Information supplied:
════════════════════
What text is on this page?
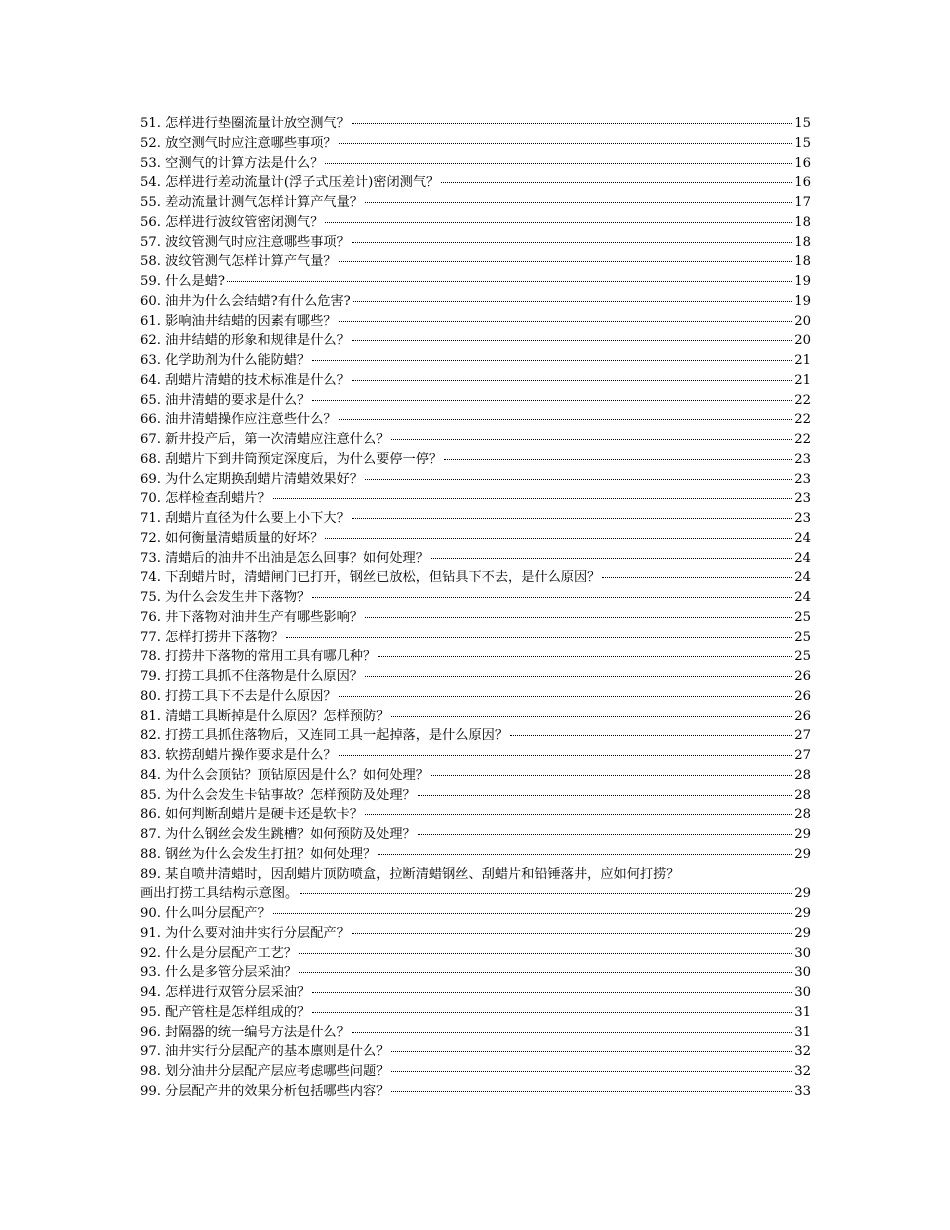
51. 怎样进行垫圈流量计放空测气？	15
52. 放空测气时应注意哪些事项？	15
53. 空测气的计算方法是什么？	16
54. 怎样进行差动流量计(浮子式压差计)密闭测气？	16
55. 差动流量计测气怎样计算产气量？	17
56. 怎样进行波纹管密闭测气？	18
57. 波纹管测气时应注意哪些事项？	18
58. 波纹管测气怎样计算产气量？	18
59. 什么是蜡?	19
60. 油井为什么会结蜡?有什么危害?	19
61. 影响油井结蜡的因素有哪些？	20
62. 油井结蜡的形象和规律是什么？	20
63. 化学助剂为什么能防蜡？	21
64. 刮蜡片清蜡的技术标准是什么？	21
65. 油井清蜡的要求是什么？	22
66. 油井清蜡操作应注意些什么？	22
67. 新井投产后，第一次清蜡应注意什么？	22
68. 刮蜡片下到井筒预定深度后，为什么要停一停？	23
69. 为什么定期换刮蜡片清蜡效果好？	23
70. 怎样检查刮蜡片？	23
71. 刮蜡片直径为什么要上小下大？	23
72. 如何衡量清蜡质量的好坏？	24
73. 清蜡后的油井不出油是怎么回事？如何处理？	24
74. 下刮蜡片时，清蜡闸门已打开，钢丝已放松，但钻具下不去，是什么原因？	24
75. 为什么会发生井下落物？	24
76. 井下落物对油井生产有哪些影响？	25
77. 怎样打捞井下落物？	25
78. 打捞井下落物的常用工具有哪几种？	25
79. 打捞工具抓不住落物是什么原因？	26
80. 打捞工具下不去是什么原因？	26
81. 清蜡工具断掉是什么原因？怎样预防？	26
82. 打捞工具抓住落物后，又连同工具一起掉落，是什么原因？	27
83. 软捞刮蜡片操作要求是什么？	27
84. 为什么会顶钻？顶钻原因是什么？如何处理？	28
85. 为什么会发生卡钻事故？怎样预防及处理？	28
86. 如何判断刮蜡片是硬卡还是软卡？	28
87. 为什么钢丝会发生跳槽？如何预防及处理？	29
88. 钢丝为什么会发生打扭？如何处理？	29
89. 某自喷井清蜡时，因刮蜡片顶防喷盒，拉断清蜡钢丝、刮蜡片和铅锤落井，应如何打捞？
画出打捞工具结构示意图。	29
90. 什么叫分层配产？	29
91. 为什么要对油井实行分层配产？	29
92. 什么是分层配产工艺？	30
93. 什么是多管分层采油？	30
94. 怎样进行双管分层采油？	30
95. 配产管柱是怎样组成的？	31
96. 封隔器的统一编号方法是什么？	31
97. 油井实行分层配产的基本廪则是什么？	32
98. 划分油井分层配产层应考虑哪些问题？	32
99. 分层配产井的效果分析包括哪些内容？	33
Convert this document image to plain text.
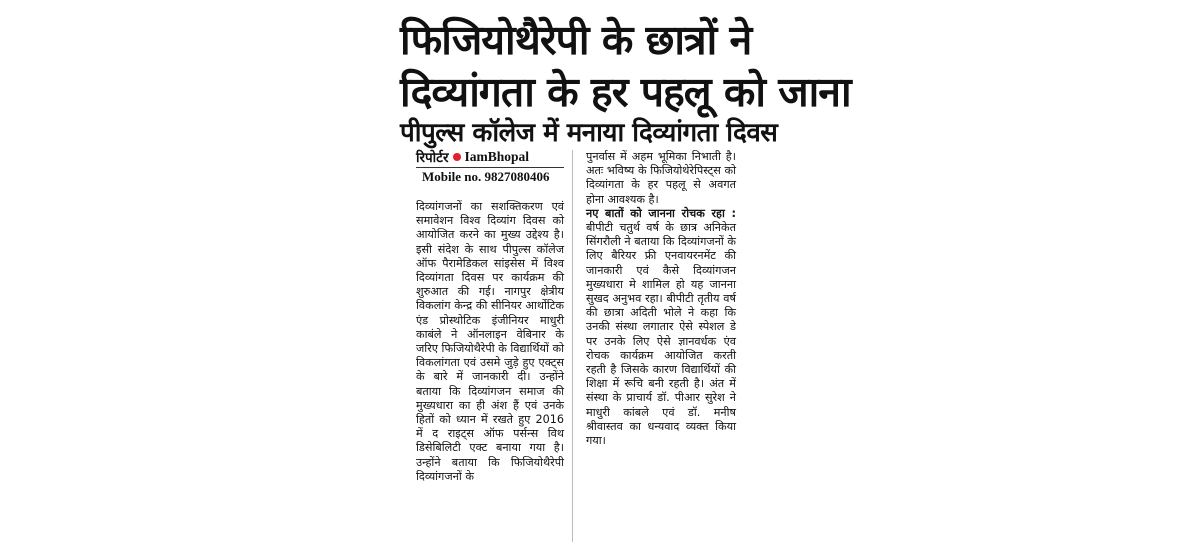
फिजियोथैरेपी के छात्रों ने
दिव्यांगता के हर पहलू को जाना
पीपुल्स कॉलेज में मनाया दिव्यांगता दिवस
रिपोर्टर IamBhopal
Mobile no. 9827080406

दिव्यांगजनों का सशक्तिकरण एवं समावेशन विश्व दिव्यांग दिवस को आयोजित करने का मुख्य उद्देश्य है। इसी संदेश के साथ पीपुल्स कॉलेज ऑफ पैरामेडिकल सांइसेस में विश्व दिव्यांगता दिवस पर कार्यक्रम की शुरुआत की गई। नागपुर क्षेत्रीय विकलांग केन्द्र की सीनियर आर्थोटिक एंड प्रोस्थोटिक इंजीनियर माधुरी काबंले ने ऑनलाइन वेबिनार के जरिए फिजियोथैरेपी के विद्यार्थियों को विकलांगता एवं उसमे जुड़े हुए एक्ट्स के बारे में जानकारी दी। उन्होंने बताया कि दिव्यांगजन समाज की मुख्यधारा का ही अंश हैं एवं उनके हितों को ध्यान में रखते हुए 2016 में द राइट्स ऑफ पर्सन्स विथ डिसेबिलिटी एक्ट बनाया गया है। उन्होंने बताया कि फिजियोथैरेपी दिव्यांगजनों के

पुनर्वास में अहम भूमिका निभाती है। अतः भविष्य के फिजियोथेरेपिस्ट्स को दिव्यांगता के हर पहलू से अवगत होना आवश्यक है।

नए बातों को जानना रोचक रहा : बीपीटी चतुर्थ वर्ष के छात्र अनिकेत सिंगरौली ने बताया कि दिव्यांगजनों के लिए बैरियर फ्री एनवायरनमेंट की जानकारी एवं कैसे दिव्यांगजन मुख्यधारा मे शामिल हो यह जानना सुखद अनुभव रहा। बीपीटी तृतीय वर्ष की छात्रा अदिती भोले ने कहा कि उनकी संस्था लगातार ऐसे स्पेशल डे पर उनके लिए ऐसे ज्ञानवर्धक एंव रोचक कार्यक्रम आयोजित करती रहती है जिसके कारण विद्यार्थियों की शिक्षा में रूचि बनी रहती है। अंत में संस्था के प्राचार्य डॉ. पीआर सुरेश ने माधुरी कांबले एवं डॉ. मनीष श्रीवास्तव का धन्यवाद व्यक्त किया गया।
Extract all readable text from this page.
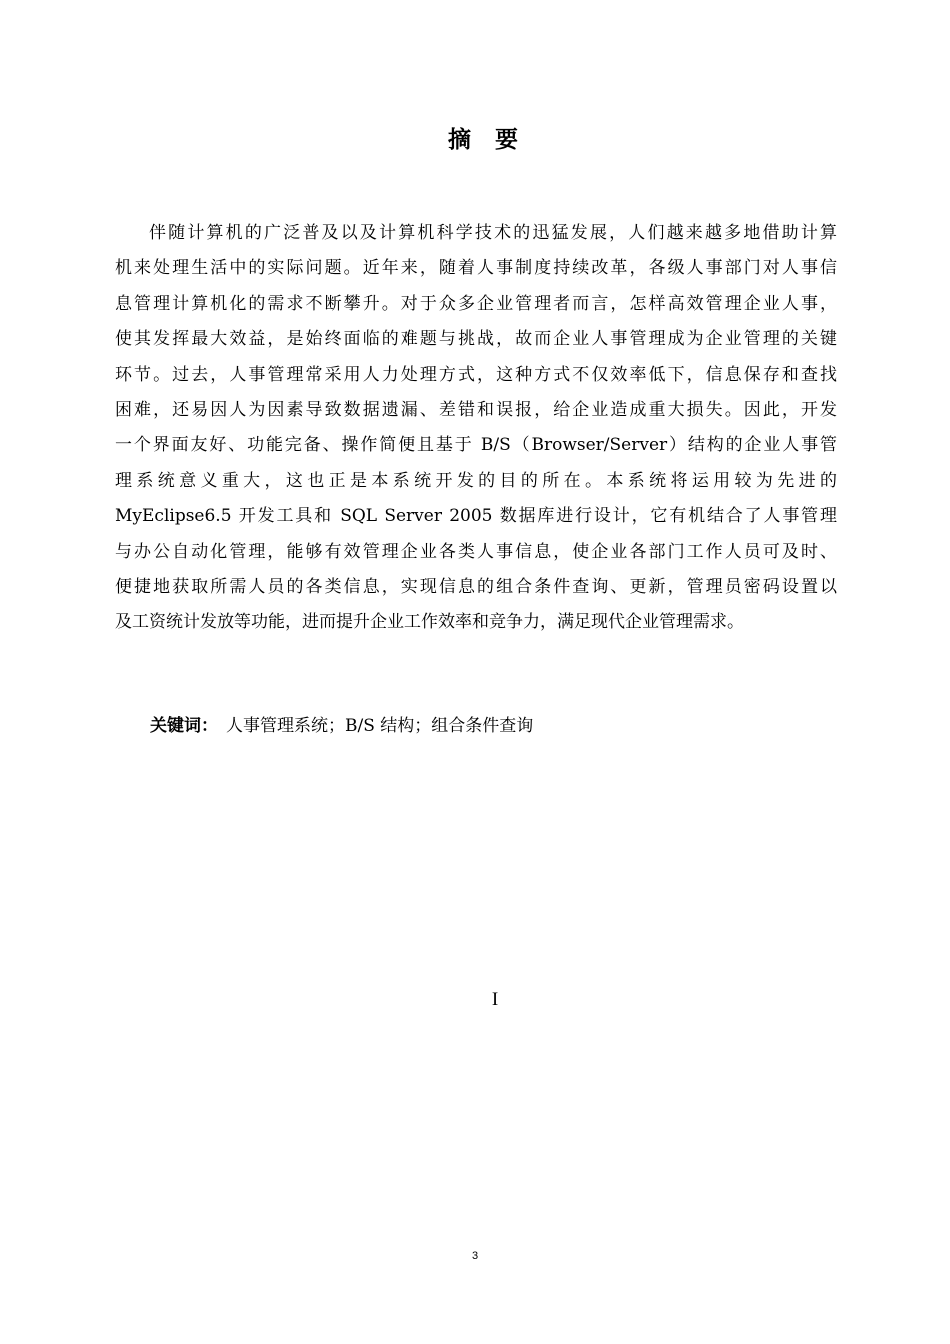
摘 要
伴随计算机的广泛普及以及计算机科学技术的迅猛发展，人们越来越多地借助计算
机来处理生活中的实际问题。近年来，随着人事制度持续改革，各级人事部门对人事信
息管理计算机化的需求不断攀升。对于众多企业管理者而言，怎样高效管理企业人事，
使其发挥最大效益，是始终面临的难题与挑战，故而企业人事管理成为企业管理的关键
环节。过去，人事管理常采用人力处理方式，这种方式不仅效率低下，信息保存和查找
困难，还易因人为因素导致数据遗漏、差错和误报，给企业造成重大损失。因此，开发
一个界面友好、功能完备、操作简便且基于 B/S（Browser/Server）结构的企业人事管
理系统意义重大，这也正是本系统开发的目的所在。本系统将运用较为先进的
MyEclipse6.5 开发工具和 SQL Server 2005 数据库进行设计，它有机结合了人事管理
与办公自动化管理，能够有效管理企业各类人事信息，使企业各部门工作人员可及时、
便捷地获取所需人员的各类信息，实现信息的组合条件查询、更新，管理员密码设置以
及工资统计发放等功能，进而提升企业工作效率和竞争力，满足现代企业管理需求。
关键词： 人事管理系统；B/S 结构；组合条件查询
I
3
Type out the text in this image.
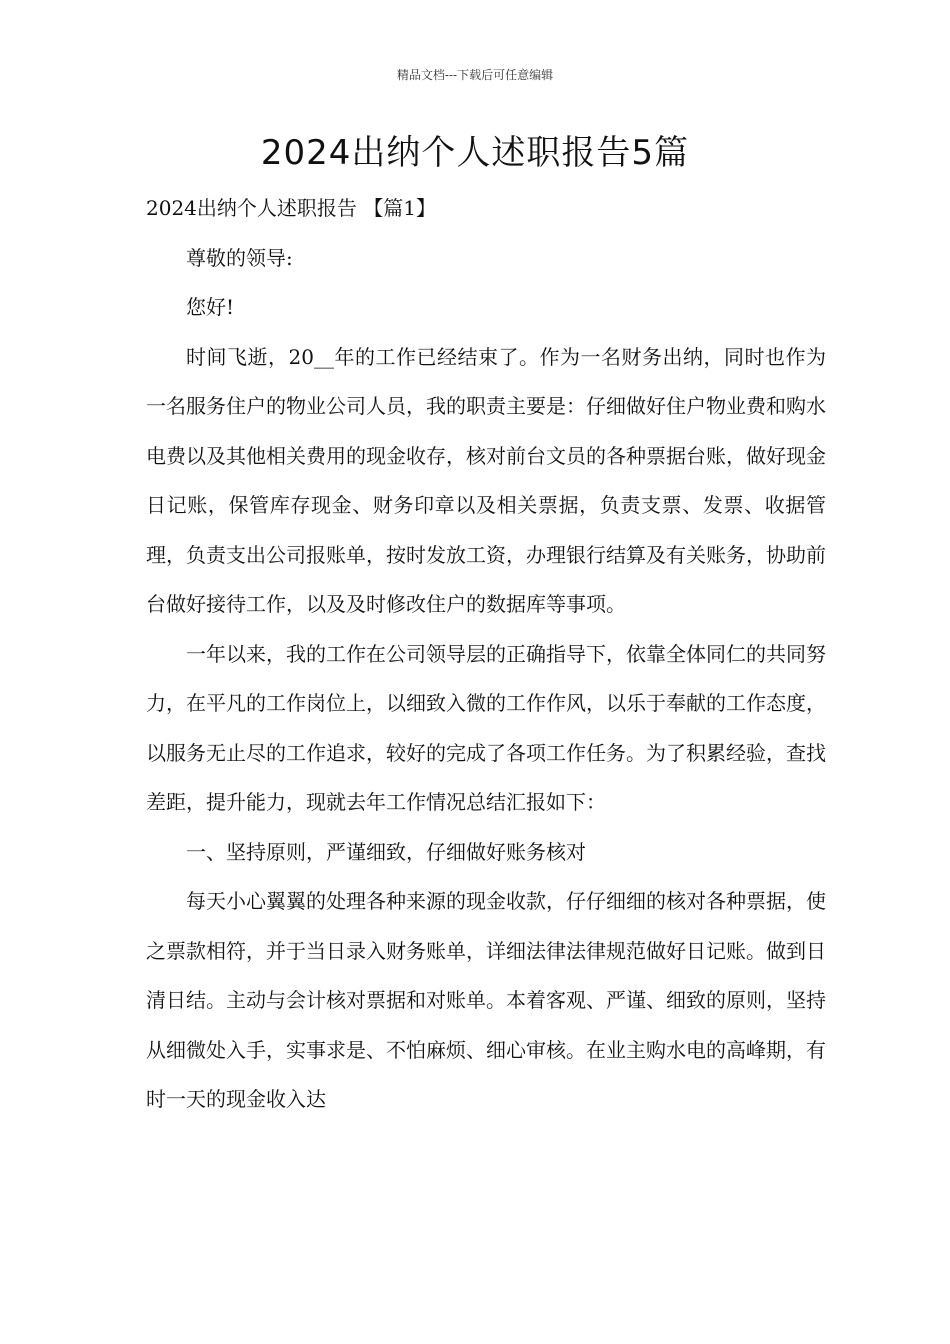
精品文档---下载后可任意编辑
2024出纳个人述职报告5篇

2024出纳个人述职报告 【篇1】

尊敬的领导:

您好!

时间飞逝，20__年的工作已经结束了。作为一名财务出纳，同时也作为一名服务住户的物业公司人员，我的职责主要是：仔细做好住户物业费和购水电费以及其他相关费用的现金收存，核对前台文员的各种票据台账，做好现金日记账，保管库存现金、财务印章以及相关票据，负责支票、发票、收据管理，负责支出公司报账单，按时发放工资，办理银行结算及有关账务，协助前台做好接待工作，以及及时修改住户的数据库等事项。

一年以来，我的工作在公司领导层的正确指导下，依靠全体同仁的共同努力，在平凡的工作岗位上，以细致入微的工作作风，以乐于奉献的工作态度，以服务无止尽的工作追求，较好的完成了各项工作任务。为了积累经验，查找差距，提升能力，现就去年工作情况总结汇报如下：

一、坚持原则，严谨细致，仔细做好账务核对

每天小心翼翼的处理各种来源的现金收款，仔仔细细的核对各种票据，使之票款相符，并于当日录入财务账单，详细法律法律规范做好日记账。做到日清日结。主动与会计核对票据和对账单。本着客观、严谨、细致的原则，坚持从细微处入手，实事求是、不怕麻烦、细心审核。在业主购水电的高峰期，有时一天的现金收入达
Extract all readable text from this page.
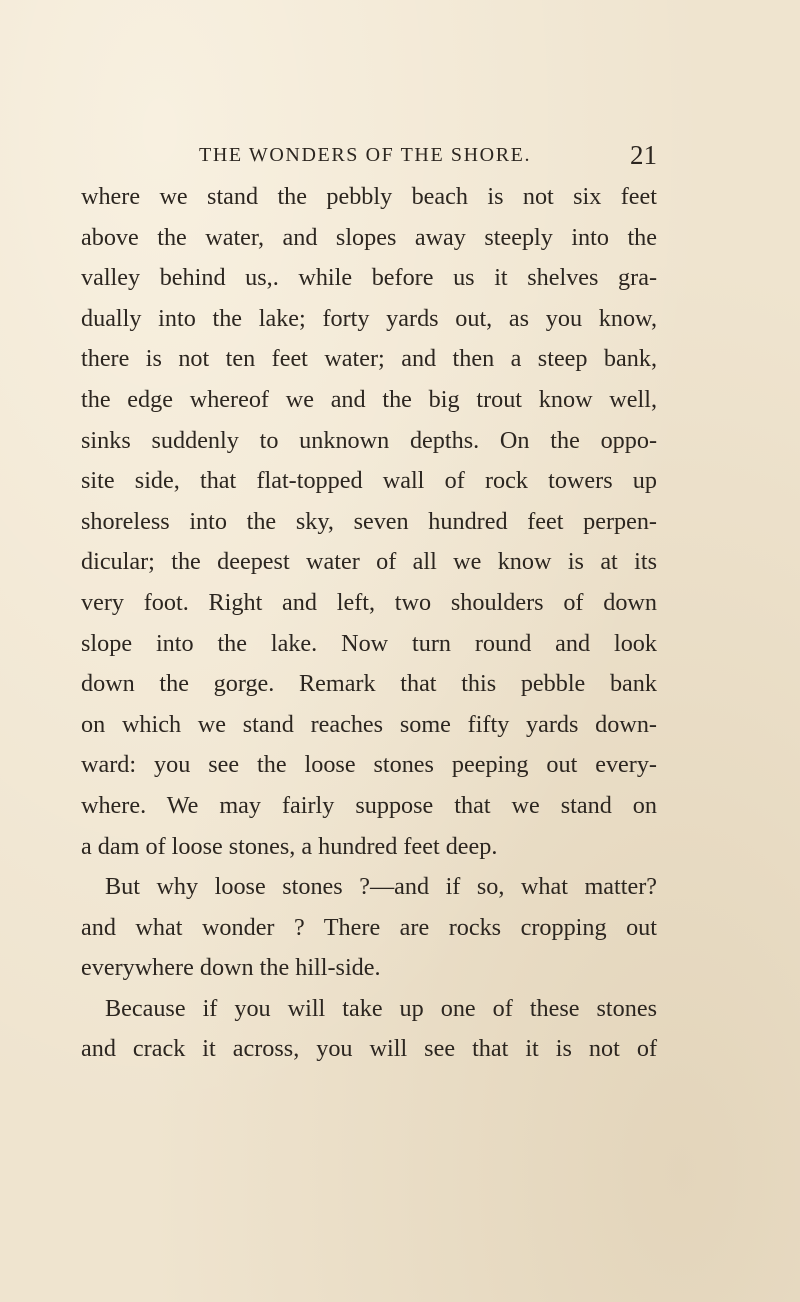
THE WONDERS OF THE SHORE.	21
where we stand the pebbly beach is not six feet
above the water, and slopes away steeply into the
valley behind us,. while before us it shelves gra-
dually into the lake; forty yards out, as you know,
there is not ten feet water; and then a steep bank,
the edge whereof we and the big trout know well,
sinks suddenly to unknown depths. On the oppo-
site side, that flat-topped wall of rock towers up
shoreless into the sky, seven hundred feet perpen-
dicular; the deepest water of all we know is at its
very foot. Right and left, two shoulders of down
slope into the lake. Now turn round and look
down the gorge. Remark that this pebble bank
on which we stand reaches some fifty yards down-
ward: you see the loose stones peeping out every-
where. We may fairly suppose that we stand on
a dam of loose stones, a hundred feet deep.
But why loose stones ?—and if so, what matter?
and what wonder ? There are rocks cropping out
everywhere down the hill-side.
Because if you will take up one of these stones
and crack it across, you will see that it is not of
════════════════════
Problem statement: Reproduce each line from the records that contains the word "Server".

Task output:
一个界面友好、功能完备、操作简便且基于 B/S（Browser/Server）结构的企业人事管
MyEclipse6.5 开发工具和 SQL Server 2005 数据库进行设计，它有机结合了人事管理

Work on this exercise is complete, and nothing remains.